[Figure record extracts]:
Start

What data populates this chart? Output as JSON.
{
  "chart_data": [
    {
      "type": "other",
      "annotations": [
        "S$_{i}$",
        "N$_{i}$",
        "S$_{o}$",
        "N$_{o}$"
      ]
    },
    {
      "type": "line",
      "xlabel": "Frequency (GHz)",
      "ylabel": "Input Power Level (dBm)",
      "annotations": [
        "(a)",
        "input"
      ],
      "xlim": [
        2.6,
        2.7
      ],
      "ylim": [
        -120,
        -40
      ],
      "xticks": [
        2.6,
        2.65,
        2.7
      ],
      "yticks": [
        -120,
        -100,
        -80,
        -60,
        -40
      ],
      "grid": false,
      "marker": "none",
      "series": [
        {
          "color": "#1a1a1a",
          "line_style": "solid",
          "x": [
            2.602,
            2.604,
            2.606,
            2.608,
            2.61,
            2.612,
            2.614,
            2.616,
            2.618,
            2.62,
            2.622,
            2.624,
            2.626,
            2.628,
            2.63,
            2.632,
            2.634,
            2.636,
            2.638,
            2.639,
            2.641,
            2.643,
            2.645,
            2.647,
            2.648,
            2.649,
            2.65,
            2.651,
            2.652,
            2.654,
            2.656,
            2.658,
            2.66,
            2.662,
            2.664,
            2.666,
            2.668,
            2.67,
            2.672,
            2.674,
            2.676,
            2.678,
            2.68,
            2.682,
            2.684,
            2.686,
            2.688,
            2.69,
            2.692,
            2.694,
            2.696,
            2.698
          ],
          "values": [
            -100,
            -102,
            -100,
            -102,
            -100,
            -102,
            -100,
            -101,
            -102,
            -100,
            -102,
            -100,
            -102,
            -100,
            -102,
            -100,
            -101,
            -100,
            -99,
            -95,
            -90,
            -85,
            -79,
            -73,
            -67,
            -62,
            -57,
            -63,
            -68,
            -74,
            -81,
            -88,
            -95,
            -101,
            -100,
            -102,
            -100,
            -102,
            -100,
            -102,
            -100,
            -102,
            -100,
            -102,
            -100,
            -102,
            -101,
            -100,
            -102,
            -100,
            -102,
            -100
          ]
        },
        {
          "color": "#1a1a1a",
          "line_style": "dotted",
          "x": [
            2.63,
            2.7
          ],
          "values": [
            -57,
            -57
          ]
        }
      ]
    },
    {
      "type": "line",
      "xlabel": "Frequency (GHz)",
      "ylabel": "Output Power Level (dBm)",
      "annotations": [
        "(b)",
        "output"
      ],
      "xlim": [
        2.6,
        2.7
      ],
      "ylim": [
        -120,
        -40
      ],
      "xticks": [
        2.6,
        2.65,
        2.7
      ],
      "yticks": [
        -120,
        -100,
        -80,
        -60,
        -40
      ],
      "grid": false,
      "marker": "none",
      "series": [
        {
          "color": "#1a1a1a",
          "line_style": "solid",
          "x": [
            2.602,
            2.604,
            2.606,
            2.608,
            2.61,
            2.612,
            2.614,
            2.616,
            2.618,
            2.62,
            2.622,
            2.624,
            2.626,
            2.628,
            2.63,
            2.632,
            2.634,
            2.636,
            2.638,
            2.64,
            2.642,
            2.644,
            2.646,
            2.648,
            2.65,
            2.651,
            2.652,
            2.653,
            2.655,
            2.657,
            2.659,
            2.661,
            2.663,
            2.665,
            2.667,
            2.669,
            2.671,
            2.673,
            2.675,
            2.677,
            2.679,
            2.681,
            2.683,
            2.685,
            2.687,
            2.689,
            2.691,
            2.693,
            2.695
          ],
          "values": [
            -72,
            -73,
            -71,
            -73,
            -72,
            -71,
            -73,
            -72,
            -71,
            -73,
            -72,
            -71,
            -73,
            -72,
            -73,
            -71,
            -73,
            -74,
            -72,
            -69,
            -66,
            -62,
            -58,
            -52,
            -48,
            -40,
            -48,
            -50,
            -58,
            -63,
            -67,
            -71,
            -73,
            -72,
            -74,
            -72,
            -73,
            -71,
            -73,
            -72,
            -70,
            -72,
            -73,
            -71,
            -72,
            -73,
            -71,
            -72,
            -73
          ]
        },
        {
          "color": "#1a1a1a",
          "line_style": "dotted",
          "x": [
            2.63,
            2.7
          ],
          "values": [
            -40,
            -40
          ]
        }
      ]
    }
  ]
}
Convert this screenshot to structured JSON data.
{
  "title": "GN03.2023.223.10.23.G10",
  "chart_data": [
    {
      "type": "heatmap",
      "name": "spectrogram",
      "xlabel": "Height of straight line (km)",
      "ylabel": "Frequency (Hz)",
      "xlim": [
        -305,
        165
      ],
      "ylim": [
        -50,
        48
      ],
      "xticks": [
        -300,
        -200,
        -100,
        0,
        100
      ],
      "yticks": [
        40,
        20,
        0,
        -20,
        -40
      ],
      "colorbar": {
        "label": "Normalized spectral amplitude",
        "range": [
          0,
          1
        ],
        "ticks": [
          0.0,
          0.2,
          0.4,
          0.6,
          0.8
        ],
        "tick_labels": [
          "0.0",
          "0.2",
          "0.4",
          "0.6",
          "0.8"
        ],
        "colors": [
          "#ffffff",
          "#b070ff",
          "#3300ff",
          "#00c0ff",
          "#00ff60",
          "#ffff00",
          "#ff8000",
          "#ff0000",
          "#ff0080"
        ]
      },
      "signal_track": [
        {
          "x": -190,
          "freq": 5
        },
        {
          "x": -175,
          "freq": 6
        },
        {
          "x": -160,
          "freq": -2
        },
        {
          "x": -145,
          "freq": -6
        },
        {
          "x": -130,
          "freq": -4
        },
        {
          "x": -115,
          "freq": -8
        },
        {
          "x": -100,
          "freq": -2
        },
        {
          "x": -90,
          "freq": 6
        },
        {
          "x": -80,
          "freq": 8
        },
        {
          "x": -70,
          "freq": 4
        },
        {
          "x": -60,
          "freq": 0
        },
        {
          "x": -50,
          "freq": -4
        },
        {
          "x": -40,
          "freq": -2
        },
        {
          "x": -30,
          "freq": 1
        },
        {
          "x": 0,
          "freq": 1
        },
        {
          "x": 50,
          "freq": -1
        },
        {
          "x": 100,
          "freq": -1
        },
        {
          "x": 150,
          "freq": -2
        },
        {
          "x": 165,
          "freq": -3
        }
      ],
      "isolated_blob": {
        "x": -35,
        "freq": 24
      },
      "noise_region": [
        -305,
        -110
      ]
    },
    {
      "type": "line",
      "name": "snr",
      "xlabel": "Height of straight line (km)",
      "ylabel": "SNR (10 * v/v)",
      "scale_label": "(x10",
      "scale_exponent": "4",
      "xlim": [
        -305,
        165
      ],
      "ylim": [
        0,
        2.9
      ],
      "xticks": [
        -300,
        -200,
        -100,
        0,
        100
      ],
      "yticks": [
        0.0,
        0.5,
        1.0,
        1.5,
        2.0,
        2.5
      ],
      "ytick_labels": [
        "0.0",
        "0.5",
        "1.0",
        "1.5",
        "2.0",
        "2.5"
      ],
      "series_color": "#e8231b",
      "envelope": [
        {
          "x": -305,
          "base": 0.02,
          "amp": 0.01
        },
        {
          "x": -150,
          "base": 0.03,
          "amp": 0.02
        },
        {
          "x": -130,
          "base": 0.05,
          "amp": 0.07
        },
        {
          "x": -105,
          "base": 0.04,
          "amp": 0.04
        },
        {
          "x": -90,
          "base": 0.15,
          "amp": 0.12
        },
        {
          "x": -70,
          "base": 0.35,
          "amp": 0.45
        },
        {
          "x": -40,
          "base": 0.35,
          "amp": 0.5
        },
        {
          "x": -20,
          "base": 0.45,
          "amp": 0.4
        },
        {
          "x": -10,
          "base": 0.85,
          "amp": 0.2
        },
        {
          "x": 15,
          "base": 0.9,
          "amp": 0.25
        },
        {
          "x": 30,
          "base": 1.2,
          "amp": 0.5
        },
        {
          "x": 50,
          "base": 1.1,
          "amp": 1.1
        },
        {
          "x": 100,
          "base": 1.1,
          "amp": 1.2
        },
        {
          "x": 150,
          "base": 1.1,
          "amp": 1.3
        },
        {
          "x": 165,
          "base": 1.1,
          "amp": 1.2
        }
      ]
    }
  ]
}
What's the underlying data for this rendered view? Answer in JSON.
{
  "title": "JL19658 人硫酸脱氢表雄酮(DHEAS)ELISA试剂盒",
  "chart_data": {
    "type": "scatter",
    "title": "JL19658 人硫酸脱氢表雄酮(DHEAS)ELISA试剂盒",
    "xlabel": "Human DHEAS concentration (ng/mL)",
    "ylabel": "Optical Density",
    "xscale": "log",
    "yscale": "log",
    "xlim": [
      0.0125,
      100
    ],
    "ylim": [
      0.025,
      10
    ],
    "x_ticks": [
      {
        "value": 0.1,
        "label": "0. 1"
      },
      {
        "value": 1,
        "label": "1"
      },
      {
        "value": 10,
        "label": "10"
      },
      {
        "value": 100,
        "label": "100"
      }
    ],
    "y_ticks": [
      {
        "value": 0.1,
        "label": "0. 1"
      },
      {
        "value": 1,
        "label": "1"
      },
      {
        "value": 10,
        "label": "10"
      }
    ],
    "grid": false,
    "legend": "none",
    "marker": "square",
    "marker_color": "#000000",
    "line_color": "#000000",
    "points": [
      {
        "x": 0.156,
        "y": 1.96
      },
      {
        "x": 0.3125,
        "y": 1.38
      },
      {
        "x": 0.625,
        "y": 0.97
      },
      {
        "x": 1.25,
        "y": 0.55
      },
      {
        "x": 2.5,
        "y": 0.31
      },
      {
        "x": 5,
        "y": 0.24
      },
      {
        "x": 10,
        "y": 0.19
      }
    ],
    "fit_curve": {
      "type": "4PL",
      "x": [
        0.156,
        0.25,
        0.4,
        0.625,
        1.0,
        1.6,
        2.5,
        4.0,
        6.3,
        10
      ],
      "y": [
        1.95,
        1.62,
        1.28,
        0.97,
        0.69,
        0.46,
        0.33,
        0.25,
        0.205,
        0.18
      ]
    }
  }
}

End

[What you need to do]:
Reproduce only the lines running from the one that contains "What's the underlying" to the last line of the records.

[Task result]:
What's the underlying data for this rendered view? Answer in JSON.
{
  "title": "JL19658 人硫酸脱氢表雄酮(DHEAS)ELISA试剂盒",
  "chart_data": {
    "type": "scatter",
    "title": "JL19658 人硫酸脱氢表雄酮(DHEAS)ELISA试剂盒",
    "xlabel": "Human DHEAS concentration (ng/mL)",
    "ylabel": "Optical Density",
    "xscale": "log",
    "yscale": "log",
    "xlim": [
      0.0125,
      100
    ],
    "ylim": [
      0.025,
      10
    ],
    "x_ticks": [
      {
        "value": 0.1,
        "label": "0. 1"
      },
      {
        "value": 1,
        "label": "1"
      },
      {
        "value": 10,
        "label": "10"
      },
      {
        "value": 100,
        "label": "100"
      }
    ],
    "y_ticks": [
      {
        "value": 0.1,
        "label": "0. 1"
      },
      {
        "value": 1,
        "label": "1"
      },
      {
        "value": 10,
        "label": "10"
      }
    ],
    "grid": false,
    "legend": "none",
    "marker": "square",
    "marker_color": "#000000",
    "line_color": "#000000",
    "points": [
      {
        "x": 0.156,
        "y": 1.96
      },
      {
        "x": 0.3125,
        "y": 1.38
      },
      {
        "x": 0.625,
        "y": 0.97
      },
      {
        "x": 1.25,
        "y": 0.55
      },
      {
        "x": 2.5,
        "y": 0.31
      },
      {
        "x": 5,
        "y": 0.24
      },
      {
        "x": 10,
        "y": 0.19
      }
    ],
    "fit_curve": {
      "type": "4PL",
      "x": [
        0.156,
        0.25,
        0.4,
        0.625,
        1.0,
        1.6,
        2.5,
        4.0,
        6.3,
        10
      ],
      "y": [
        1.95,
        1.62,
        1.28,
        0.97,
        0.69,
        0.46,
        0.33,
        0.25,
        0.205,
        0.18
      ]
    }
  }
}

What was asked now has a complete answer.